[Dataset items]
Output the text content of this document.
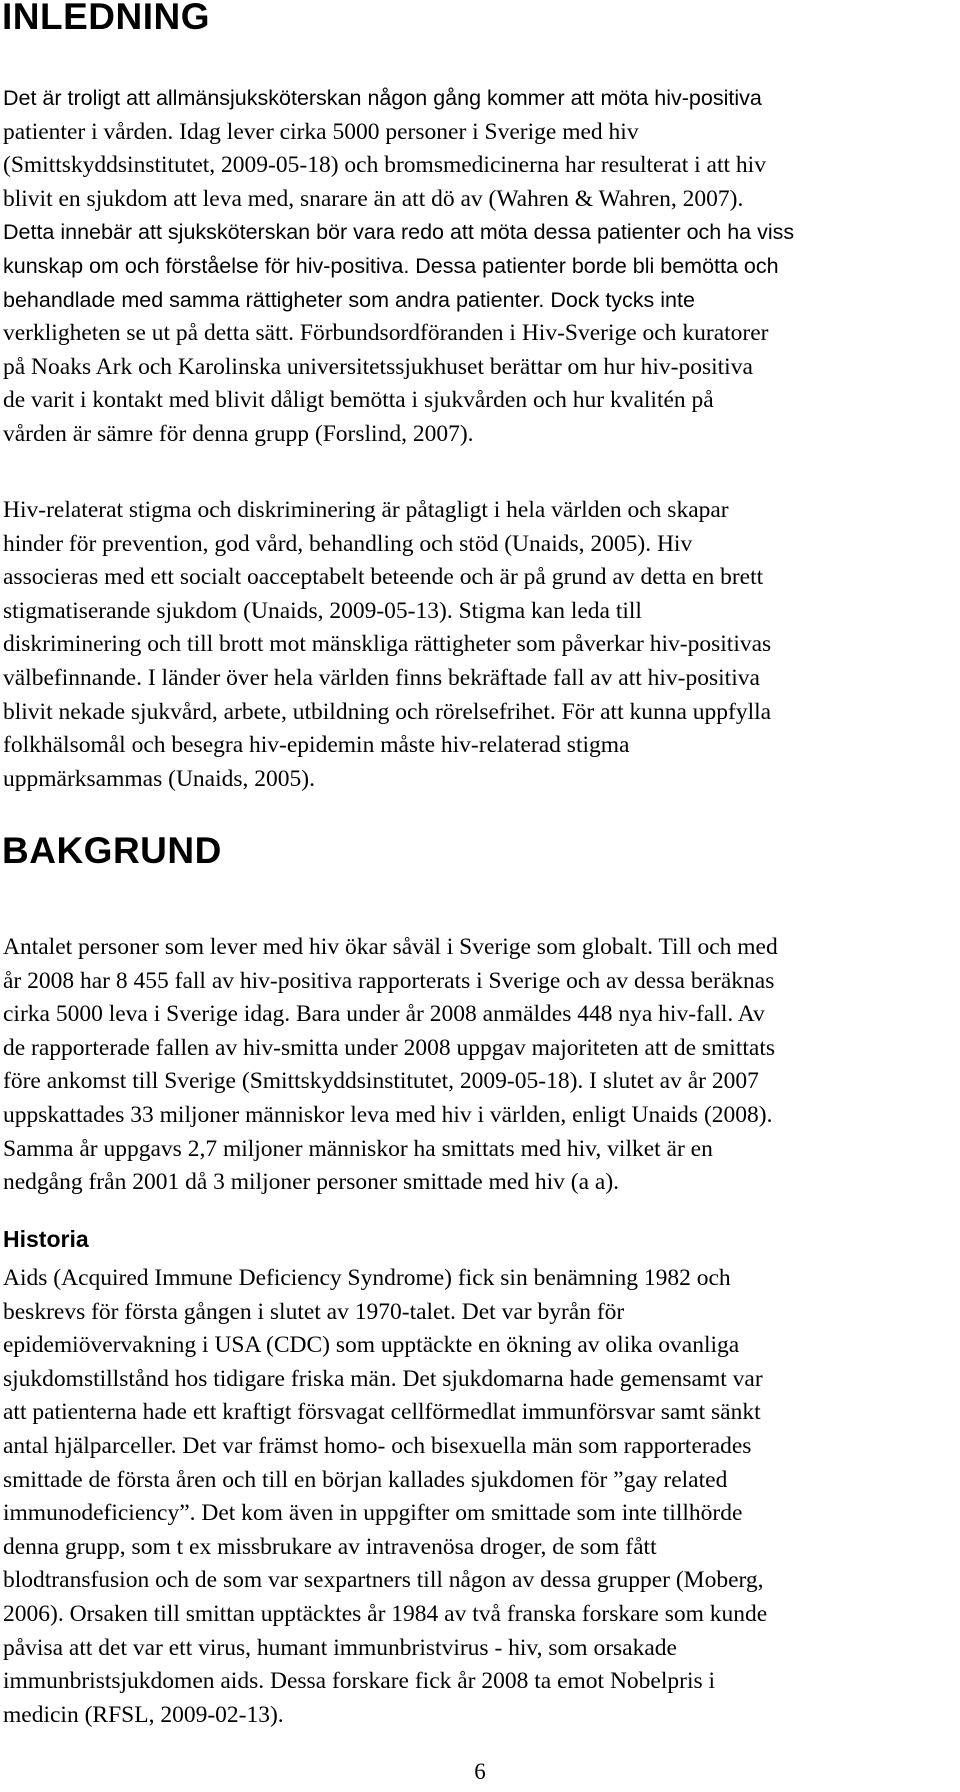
INLEDNING
Det är troligt att allmänsjuksköterskan någon gång kommer att möta hiv-positiva
patienter i vården. Idag lever cirka 5000 personer i Sverige med hiv
(Smittskyddsinstitutet, 2009-05-18) och bromsmedicinerna har resulterat i att hiv
blivit en sjukdom att leva med, snarare än att dö av (Wahren & Wahren, 2007).
Detta innebär att sjuksköterskan bör vara redo att möta dessa patienter och ha viss
kunskap om och förståelse för hiv-positiva. Dessa patienter borde bli bemötta och
behandlade med samma rättigheter som andra patienter. Dock tycks inte
verkligheten se ut på detta sätt. Förbundsordföranden i Hiv-Sverige och kuratorer
på Noaks Ark och Karolinska universitetssjukhuset berättar om hur hiv-positiva
de varit i kontakt med blivit dåligt bemötta i sjukvården och hur kvalitén på
vården är sämre för denna grupp (Forslind, 2007).
Hiv-relaterat stigma och diskriminering är påtagligt i hela världen och skapar
hinder för prevention, god vård, behandling och stöd (Unaids, 2005). Hiv
associeras med ett socialt oacceptabelt beteende och är på grund av detta en brett
stigmatiserande sjukdom (Unaids, 2009-05-13). Stigma kan leda till
diskriminering och till brott mot mänskliga rättigheter som påverkar hiv-positivas
välbefinnande. I länder över hela världen finns bekräftade fall av att hiv-positiva
blivit nekade sjukvård, arbete, utbildning och rörelsefrihet. För att kunna uppfylla
folkhälsomål och besegra hiv-epidemin måste hiv-relaterad stigma
uppmärksammas (Unaids, 2005).
BAKGRUND
Antalet personer som lever med hiv ökar såväl i Sverige som globalt. Till och med
år 2008 har 8 455 fall av hiv-positiva rapporterats i Sverige och av dessa beräknas
cirka 5000 leva i Sverige idag. Bara under år 2008 anmäldes 448 nya hiv-fall. Av
de rapporterade fallen av hiv-smitta under 2008 uppgav majoriteten att de smittats
före ankomst till Sverige (Smittskyddsinstitutet, 2009-05-18). I slutet av år 2007
uppskattades 33 miljoner människor leva med hiv i världen, enligt Unaids (2008).
Samma år uppgavs 2,7 miljoner människor ha smittats med hiv, vilket är en
nedgång från 2001 då 3 miljoner personer smittade med hiv (a a).
Historia
Aids (Acquired Immune Deficiency Syndrome) fick sin benämning 1982 och
beskrevs för första gången i slutet av 1970-talet. Det var byrån för
epidemiövervakning i USA (CDC) som upptäckte en ökning av olika ovanliga
sjukdomstillstånd hos tidigare friska män. Det sjukdomarna hade gemensamt var
att patienterna hade ett kraftigt försvagat cellförmedlat immunförsvar samt sänkt
antal hjälparceller. Det var främst homo- och bisexuella män som rapporterades
smittade de första åren och till en början kallades sjukdomen för ”gay related
immunodeficiency”. Det kom även in uppgifter om smittade som inte tillhörde
denna grupp, som t ex missbrukare av intravenösa droger, de som fått
blodtransfusion och de som var sexpartners till någon av dessa grupper (Moberg,
2006). Orsaken till smittan upptäcktes år 1984 av två franska forskare som kunde
påvisa att det var ett virus, humant immunbristvirus - hiv, som orsakade
immunbristsjukdomen aids. Dessa forskare fick år 2008 ta emot Nobelpris i
medicin (RFSL, 2009-02-13).
6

» **PROBLEM TO WORK ON**
Where a line above contains the string "världen", copy that line.

» **RESPONSE**
Hiv-relaterat stigma och diskriminering är påtagligt i hela världen och skapar
välbefinnande. I länder över hela världen finns bekräftade fall av att hiv-positiva
uppskattades 33 miljoner människor leva med hiv i världen, enligt Unaids (2008).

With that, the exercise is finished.